## Task objective
The records that follow must be reproduced in full, exactly as written.

## Material provided
++++++

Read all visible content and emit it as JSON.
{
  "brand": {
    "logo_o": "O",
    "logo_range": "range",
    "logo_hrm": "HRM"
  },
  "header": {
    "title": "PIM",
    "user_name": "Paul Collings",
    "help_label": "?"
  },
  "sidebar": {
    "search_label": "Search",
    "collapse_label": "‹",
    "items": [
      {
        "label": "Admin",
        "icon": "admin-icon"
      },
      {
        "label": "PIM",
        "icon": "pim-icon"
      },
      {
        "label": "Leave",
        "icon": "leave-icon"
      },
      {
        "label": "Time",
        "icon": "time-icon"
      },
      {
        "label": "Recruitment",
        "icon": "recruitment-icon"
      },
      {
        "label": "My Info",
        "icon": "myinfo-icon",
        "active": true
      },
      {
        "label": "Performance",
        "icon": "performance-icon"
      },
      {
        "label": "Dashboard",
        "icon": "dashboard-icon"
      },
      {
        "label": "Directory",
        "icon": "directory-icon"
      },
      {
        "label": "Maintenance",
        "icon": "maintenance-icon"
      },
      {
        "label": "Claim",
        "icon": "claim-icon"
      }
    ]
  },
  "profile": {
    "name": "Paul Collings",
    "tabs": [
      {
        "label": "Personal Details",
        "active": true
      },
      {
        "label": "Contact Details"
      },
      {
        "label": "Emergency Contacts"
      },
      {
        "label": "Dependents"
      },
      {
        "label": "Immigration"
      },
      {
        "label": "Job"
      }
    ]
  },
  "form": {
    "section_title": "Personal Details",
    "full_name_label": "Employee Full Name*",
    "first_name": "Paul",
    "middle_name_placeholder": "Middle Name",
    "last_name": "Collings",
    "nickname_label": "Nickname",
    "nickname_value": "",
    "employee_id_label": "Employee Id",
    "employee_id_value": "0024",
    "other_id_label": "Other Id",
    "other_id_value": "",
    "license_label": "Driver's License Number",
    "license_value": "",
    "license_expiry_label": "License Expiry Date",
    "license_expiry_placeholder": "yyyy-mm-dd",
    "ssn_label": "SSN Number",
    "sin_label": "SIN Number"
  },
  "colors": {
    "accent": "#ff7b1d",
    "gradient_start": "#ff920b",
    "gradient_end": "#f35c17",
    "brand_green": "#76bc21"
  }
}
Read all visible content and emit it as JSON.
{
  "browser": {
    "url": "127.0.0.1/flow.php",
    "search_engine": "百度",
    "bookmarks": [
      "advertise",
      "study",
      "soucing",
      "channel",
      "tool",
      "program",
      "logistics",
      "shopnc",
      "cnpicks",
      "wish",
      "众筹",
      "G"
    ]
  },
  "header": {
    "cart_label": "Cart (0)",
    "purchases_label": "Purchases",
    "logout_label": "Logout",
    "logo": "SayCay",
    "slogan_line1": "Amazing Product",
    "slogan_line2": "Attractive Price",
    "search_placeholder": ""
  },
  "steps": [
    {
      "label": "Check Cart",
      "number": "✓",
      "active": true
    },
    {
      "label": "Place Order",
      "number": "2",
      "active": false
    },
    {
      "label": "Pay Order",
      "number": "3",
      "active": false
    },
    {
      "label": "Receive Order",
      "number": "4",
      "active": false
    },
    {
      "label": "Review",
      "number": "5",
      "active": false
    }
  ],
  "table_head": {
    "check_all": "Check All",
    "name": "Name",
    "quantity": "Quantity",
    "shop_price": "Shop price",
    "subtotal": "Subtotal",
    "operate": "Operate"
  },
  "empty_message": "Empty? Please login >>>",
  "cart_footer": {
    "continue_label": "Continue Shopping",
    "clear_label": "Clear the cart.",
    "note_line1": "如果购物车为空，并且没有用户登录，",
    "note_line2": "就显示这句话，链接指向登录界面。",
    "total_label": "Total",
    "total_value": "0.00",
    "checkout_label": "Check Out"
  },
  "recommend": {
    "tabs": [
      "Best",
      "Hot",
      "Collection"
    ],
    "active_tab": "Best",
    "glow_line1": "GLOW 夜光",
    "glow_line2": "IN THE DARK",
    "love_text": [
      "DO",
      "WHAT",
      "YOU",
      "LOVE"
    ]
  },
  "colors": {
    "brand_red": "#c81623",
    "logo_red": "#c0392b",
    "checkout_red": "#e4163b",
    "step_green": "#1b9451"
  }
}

++++++

## Complete output
Read all visible content and emit it as JSON.
{
  "brand": {
    "logo_o": "O",
    "logo_range": "range",
    "logo_hrm": "HRM"
  },
  "header": {
    "title": "PIM",
    "user_name": "Paul Collings",
    "help_label": "?"
  },
  "sidebar": {
    "search_label": "Search",
    "collapse_label": "‹",
    "items": [
      {
        "label": "Admin",
        "icon": "admin-icon"
      },
      {
        "label": "PIM",
        "icon": "pim-icon"
      },
      {
        "label": "Leave",
        "icon": "leave-icon"
      },
      {
        "label": "Time",
        "icon": "time-icon"
      },
      {
        "label": "Recruitment",
        "icon": "recruitment-icon"
      },
      {
        "label": "My Info",
        "icon": "myinfo-icon",
        "active": true
      },
      {
        "label": "Performance",
        "icon": "performance-icon"
      },
      {
        "label": "Dashboard",
        "icon": "dashboard-icon"
      },
      {
        "label": "Directory",
        "icon": "directory-icon"
      },
      {
        "label": "Maintenance",
        "icon": "maintenance-icon"
      },
      {
        "label": "Claim",
        "icon": "claim-icon"
      }
    ]
  },
  "profile": {
    "name": "Paul Collings",
    "tabs": [
      {
        "label": "Personal Details",
        "active": true
      },
      {
        "label": "Contact Details"
      },
      {
        "label": "Emergency Contacts"
      },
      {
        "label": "Dependents"
      },
      {
        "label": "Immigration"
      },
      {
        "label": "Job"
      }
    ]
  },
  "form": {
    "section_title": "Personal Details",
    "full_name_label": "Employee Full Name*",
    "first_name": "Paul",
    "middle_name_placeholder": "Middle Name",
    "last_name": "Collings",
    "nickname_label": "Nickname",
    "nickname_value": "",
    "employee_id_label": "Employee Id",
    "employee_id_value": "0024",
    "other_id_label": "Other Id",
    "other_id_value": "",
    "license_label": "Driver's License Number",
    "license_value": "",
    "license_expiry_label": "License Expiry Date",
    "license_expiry_placeholder": "yyyy-mm-dd",
    "ssn_label": "SSN Number",
    "sin_label": "SIN Number"
  },
  "colors": {
    "accent": "#ff7b1d",
    "gradient_start": "#ff920b",
    "gradient_end": "#f35c17",
    "brand_green": "#76bc21"
  }
}
Read all visible content and emit it as JSON.
{
  "browser": {
    "url": "127.0.0.1/flow.php",
    "search_engine": "百度",
    "bookmarks": [
      "advertise",
      "study",
      "soucing",
      "channel",
      "tool",
      "program",
      "logistics",
      "shopnc",
      "cnpicks",
      "wish",
      "众筹",
      "G"
    ]
  },
  "header": {
    "cart_label": "Cart (0)",
    "purchases_label": "Purchases",
    "logout_label": "Logout",
    "logo": "SayCay",
    "slogan_line1": "Amazing Product",
    "slogan_line2": "Attractive Price",
    "search_placeholder": ""
  },
  "steps": [
    {
      "label": "Check Cart",
      "number": "✓",
      "active": true
    },
    {
      "label": "Place Order",
      "number": "2",
      "active": false
    },
    {
      "label": "Pay Order",
      "number": "3",
      "active": false
    },
    {
      "label": "Receive Order",
      "number": "4",
      "active": false
    },
    {
      "label": "Review",
      "number": "5",
      "active": false
    }
  ],
  "table_head": {
    "check_all": "Check All",
    "name": "Name",
    "quantity": "Quantity",
    "shop_price": "Shop price",
    "subtotal": "Subtotal",
    "operate": "Operate"
  },
  "empty_message": "Empty? Please login >>>",
  "cart_footer": {
    "continue_label": "Continue Shopping",
    "clear_label": "Clear the cart.",
    "note_line1": "如果购物车为空，并且没有用户登录，",
    "note_line2": "就显示这句话，链接指向登录界面。",
    "total_label": "Total",
    "total_value": "0.00",
    "checkout_label": "Check Out"
  },
  "recommend": {
    "tabs": [
      "Best",
      "Hot",
      "Collection"
    ],
    "active_tab": "Best",
    "glow_line1": "GLOW 夜光",
    "glow_line2": "IN THE DARK",
    "love_text": [
      "DO",
      "WHAT",
      "YOU",
      "LOVE"
    ]
  },
  "colors": {
    "brand_red": "#c81623",
    "logo_red": "#c0392b",
    "checkout_red": "#e4163b",
    "step_green": "#1b9451"
  }
}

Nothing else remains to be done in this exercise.